The request.
Locate each line in the records containing "rules". Copy it.

Task material.
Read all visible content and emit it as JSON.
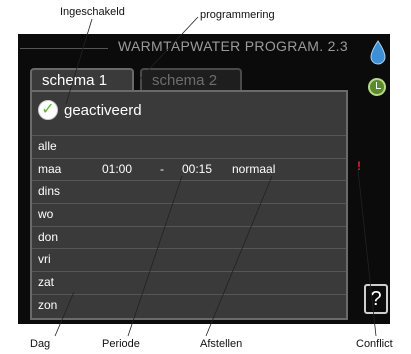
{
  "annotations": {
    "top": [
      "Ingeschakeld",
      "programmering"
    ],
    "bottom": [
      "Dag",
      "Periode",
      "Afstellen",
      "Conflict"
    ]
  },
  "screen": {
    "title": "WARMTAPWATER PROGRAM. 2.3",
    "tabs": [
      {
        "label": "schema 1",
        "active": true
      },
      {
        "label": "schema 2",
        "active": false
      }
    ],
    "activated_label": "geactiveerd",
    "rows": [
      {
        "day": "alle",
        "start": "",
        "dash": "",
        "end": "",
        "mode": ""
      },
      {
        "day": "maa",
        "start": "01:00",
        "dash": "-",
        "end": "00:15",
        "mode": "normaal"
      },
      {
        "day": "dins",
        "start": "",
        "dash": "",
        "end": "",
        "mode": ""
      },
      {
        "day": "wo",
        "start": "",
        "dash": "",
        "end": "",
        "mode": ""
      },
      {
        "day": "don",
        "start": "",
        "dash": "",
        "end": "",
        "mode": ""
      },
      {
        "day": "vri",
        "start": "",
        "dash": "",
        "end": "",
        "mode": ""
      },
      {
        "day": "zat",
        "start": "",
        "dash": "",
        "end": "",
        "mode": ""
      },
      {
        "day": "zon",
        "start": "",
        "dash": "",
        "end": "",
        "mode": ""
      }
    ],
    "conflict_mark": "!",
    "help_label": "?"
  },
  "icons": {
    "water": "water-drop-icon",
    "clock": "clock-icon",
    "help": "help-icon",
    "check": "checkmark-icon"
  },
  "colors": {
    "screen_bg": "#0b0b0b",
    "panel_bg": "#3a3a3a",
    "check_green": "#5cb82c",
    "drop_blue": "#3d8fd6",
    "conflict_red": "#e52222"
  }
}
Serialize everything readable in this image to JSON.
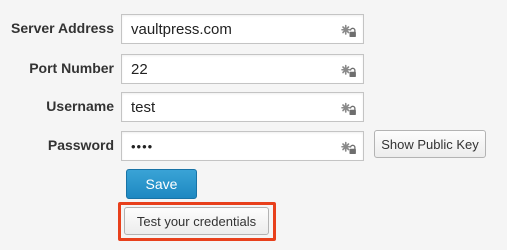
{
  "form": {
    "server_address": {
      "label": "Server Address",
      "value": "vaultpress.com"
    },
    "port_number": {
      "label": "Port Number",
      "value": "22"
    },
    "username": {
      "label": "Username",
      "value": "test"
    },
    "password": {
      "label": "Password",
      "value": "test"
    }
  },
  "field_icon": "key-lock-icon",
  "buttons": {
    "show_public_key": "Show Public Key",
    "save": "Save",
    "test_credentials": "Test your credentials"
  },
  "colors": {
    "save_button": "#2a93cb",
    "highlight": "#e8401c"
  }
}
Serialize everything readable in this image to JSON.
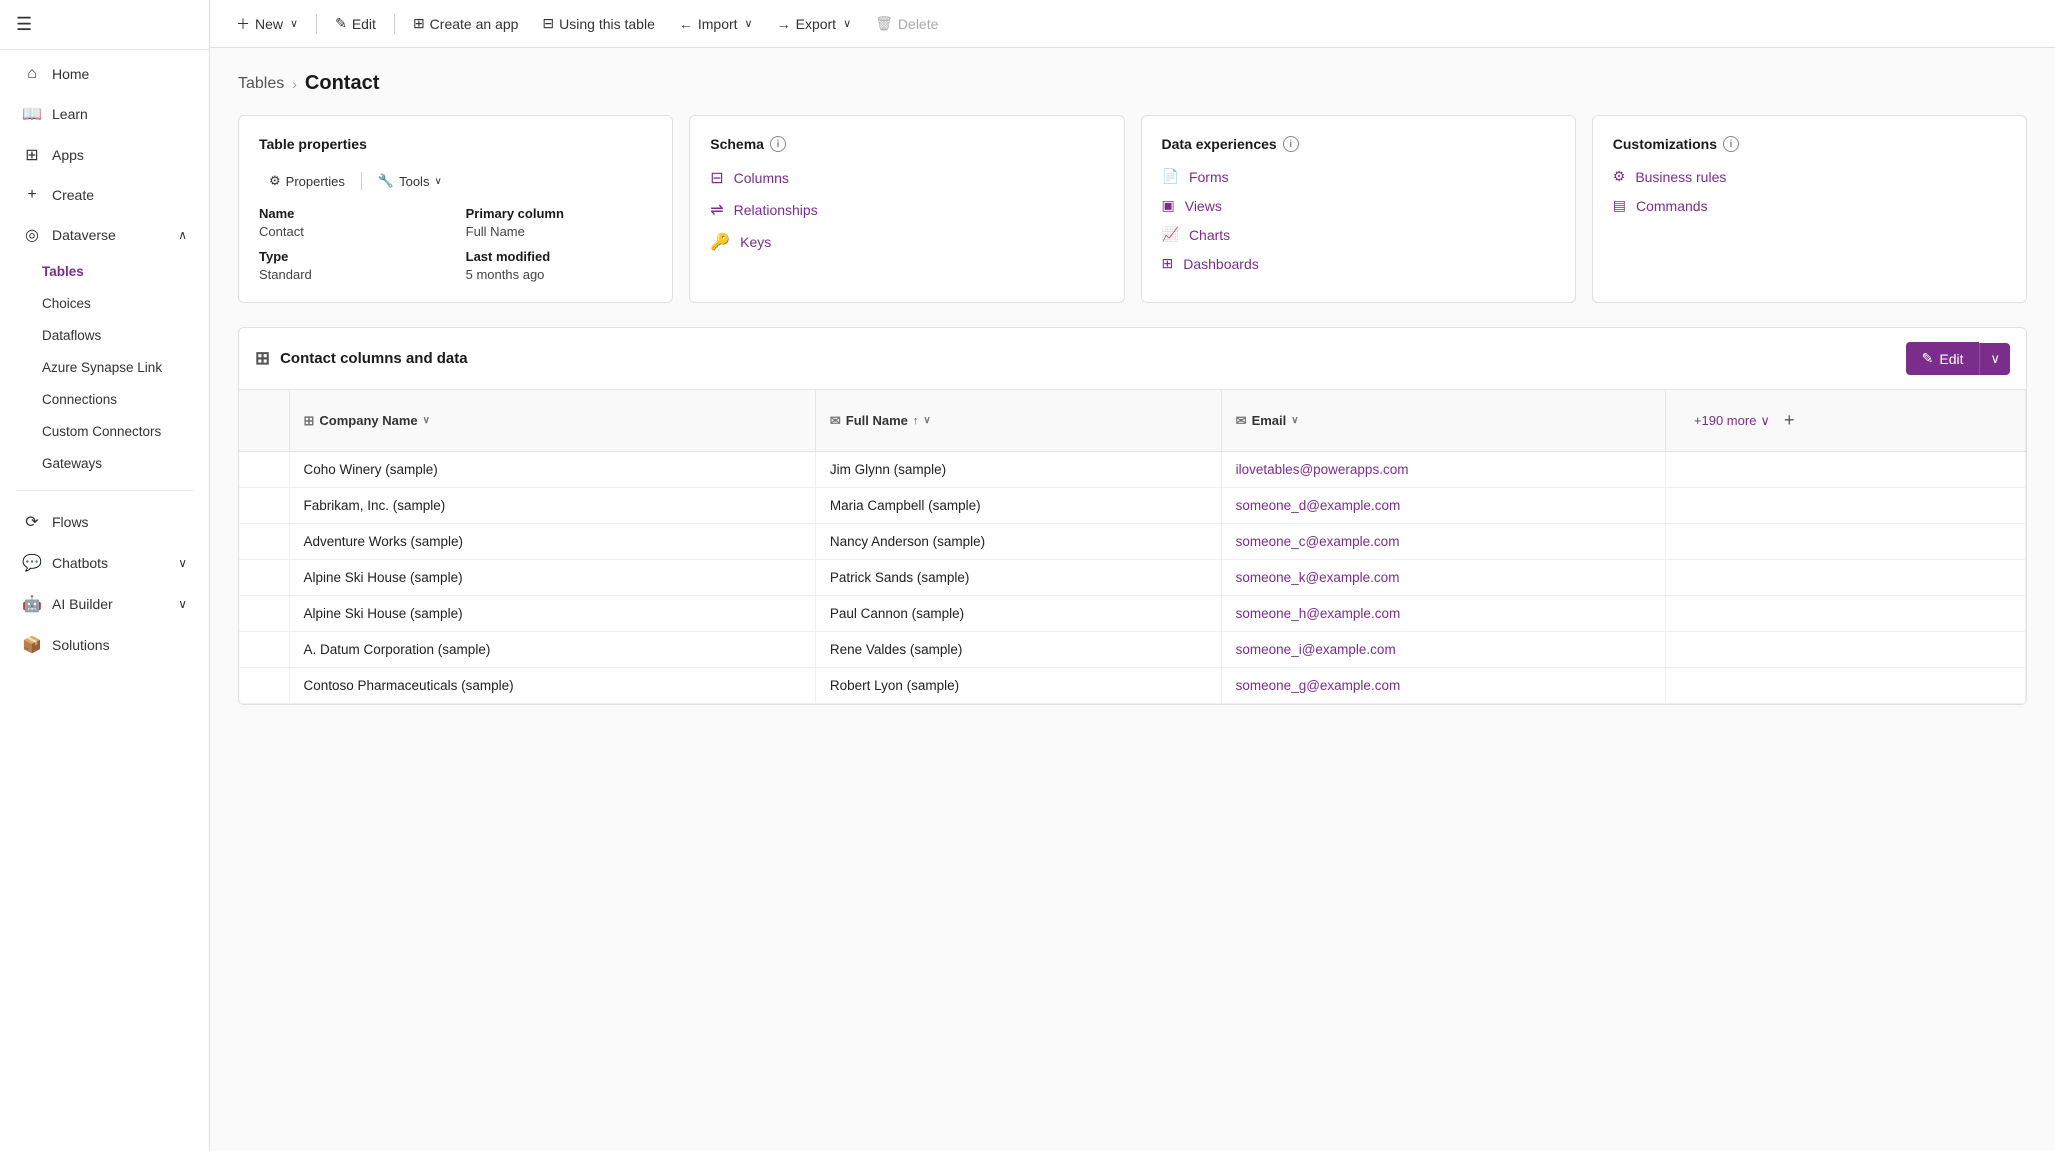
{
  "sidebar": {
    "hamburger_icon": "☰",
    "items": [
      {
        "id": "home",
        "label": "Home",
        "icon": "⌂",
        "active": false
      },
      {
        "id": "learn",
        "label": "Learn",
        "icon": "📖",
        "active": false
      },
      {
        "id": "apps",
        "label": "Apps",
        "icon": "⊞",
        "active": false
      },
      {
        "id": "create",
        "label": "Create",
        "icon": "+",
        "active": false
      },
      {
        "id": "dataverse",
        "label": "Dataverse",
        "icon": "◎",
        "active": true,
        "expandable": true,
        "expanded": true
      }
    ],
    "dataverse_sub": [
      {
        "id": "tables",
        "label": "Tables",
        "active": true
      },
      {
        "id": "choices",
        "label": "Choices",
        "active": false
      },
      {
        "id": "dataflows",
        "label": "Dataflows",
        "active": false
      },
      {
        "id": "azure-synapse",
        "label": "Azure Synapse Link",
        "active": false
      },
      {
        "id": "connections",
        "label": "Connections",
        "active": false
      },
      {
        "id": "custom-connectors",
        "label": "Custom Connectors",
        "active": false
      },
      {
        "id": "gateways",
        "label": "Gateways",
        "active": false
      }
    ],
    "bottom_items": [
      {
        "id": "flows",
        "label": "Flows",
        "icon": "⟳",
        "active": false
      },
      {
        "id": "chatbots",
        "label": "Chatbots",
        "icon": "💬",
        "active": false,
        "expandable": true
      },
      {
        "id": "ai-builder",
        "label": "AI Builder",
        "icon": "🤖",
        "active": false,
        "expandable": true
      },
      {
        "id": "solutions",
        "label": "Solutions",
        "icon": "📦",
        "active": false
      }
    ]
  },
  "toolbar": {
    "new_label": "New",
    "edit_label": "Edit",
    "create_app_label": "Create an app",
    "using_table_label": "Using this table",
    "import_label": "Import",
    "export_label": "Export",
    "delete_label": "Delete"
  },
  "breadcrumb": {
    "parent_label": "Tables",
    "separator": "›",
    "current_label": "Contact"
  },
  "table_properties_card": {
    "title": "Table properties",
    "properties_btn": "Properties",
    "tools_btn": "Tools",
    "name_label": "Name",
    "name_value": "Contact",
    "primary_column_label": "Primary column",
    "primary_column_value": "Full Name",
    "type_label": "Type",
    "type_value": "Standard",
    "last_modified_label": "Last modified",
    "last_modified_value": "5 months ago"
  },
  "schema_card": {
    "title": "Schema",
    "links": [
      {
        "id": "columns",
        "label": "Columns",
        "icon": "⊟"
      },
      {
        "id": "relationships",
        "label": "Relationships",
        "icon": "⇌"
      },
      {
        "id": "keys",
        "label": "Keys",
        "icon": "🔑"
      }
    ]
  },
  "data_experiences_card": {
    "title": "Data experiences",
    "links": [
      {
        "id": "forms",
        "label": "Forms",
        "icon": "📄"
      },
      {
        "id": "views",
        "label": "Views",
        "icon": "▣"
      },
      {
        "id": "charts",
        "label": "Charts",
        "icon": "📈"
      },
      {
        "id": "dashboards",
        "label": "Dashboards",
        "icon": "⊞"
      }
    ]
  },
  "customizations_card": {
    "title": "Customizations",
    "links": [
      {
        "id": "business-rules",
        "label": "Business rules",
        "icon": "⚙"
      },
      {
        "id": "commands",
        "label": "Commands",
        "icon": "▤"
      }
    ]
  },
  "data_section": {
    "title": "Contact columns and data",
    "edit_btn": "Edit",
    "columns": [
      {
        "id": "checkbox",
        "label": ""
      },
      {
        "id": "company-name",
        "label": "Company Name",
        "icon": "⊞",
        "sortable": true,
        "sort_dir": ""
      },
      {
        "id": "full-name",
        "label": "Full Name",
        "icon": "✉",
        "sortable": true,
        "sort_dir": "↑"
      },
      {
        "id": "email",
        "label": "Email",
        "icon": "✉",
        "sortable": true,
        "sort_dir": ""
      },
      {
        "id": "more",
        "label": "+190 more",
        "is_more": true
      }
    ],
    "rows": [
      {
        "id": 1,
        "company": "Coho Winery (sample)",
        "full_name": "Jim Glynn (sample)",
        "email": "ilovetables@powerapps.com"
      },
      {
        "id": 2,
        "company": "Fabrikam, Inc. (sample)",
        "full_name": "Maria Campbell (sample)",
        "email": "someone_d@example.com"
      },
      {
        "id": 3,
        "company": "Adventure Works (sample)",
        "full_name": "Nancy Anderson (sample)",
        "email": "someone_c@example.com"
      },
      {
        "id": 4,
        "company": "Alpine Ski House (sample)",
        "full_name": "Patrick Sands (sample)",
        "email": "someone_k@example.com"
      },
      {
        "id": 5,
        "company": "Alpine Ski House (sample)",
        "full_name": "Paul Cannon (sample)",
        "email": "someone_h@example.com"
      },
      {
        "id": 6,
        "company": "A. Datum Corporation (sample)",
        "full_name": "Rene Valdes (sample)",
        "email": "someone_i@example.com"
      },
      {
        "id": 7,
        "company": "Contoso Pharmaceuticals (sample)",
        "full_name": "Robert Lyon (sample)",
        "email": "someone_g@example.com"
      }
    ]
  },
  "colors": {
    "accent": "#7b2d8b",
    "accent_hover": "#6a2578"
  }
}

==

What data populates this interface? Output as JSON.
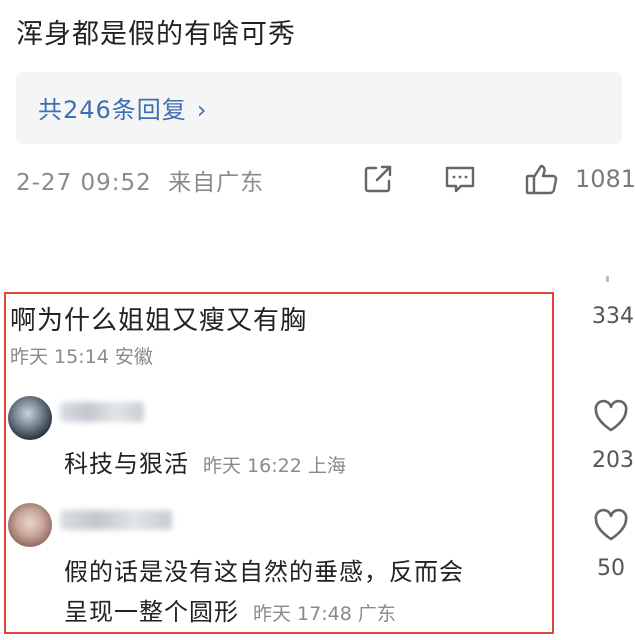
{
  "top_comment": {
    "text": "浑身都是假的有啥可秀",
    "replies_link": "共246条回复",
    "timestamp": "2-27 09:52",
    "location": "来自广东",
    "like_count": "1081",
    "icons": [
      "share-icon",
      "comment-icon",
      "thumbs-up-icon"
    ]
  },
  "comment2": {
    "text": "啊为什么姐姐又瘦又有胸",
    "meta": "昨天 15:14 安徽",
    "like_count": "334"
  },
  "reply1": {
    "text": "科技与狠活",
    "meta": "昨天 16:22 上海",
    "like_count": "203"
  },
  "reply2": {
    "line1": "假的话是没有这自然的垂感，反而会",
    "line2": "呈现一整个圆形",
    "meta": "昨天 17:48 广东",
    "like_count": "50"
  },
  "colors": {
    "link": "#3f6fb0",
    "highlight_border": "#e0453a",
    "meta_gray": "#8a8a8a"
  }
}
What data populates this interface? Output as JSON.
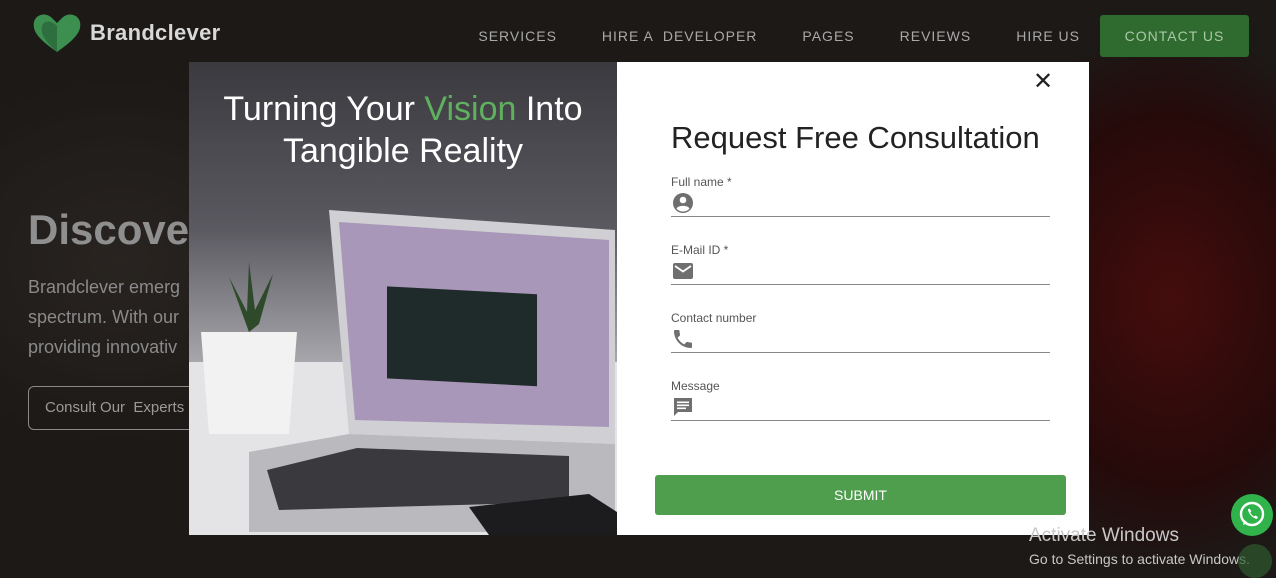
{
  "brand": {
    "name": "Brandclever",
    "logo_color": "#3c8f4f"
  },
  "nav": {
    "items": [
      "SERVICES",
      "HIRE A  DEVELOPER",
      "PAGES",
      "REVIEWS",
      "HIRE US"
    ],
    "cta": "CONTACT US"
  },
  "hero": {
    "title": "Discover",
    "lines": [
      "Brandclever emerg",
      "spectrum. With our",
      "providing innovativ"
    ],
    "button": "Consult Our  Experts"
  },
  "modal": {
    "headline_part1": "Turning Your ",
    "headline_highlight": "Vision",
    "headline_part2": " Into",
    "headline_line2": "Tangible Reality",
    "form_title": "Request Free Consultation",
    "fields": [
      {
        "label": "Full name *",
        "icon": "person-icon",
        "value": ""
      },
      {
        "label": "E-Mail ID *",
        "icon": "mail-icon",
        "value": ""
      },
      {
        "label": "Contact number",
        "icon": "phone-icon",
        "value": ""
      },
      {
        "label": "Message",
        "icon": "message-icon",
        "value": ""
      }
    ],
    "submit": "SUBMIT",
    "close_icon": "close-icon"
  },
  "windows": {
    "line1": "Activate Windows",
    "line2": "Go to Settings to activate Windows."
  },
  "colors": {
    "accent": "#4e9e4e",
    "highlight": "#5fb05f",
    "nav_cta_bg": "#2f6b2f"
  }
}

Completed exercise.
        "id": "business-rules",
        "label": "Business rules",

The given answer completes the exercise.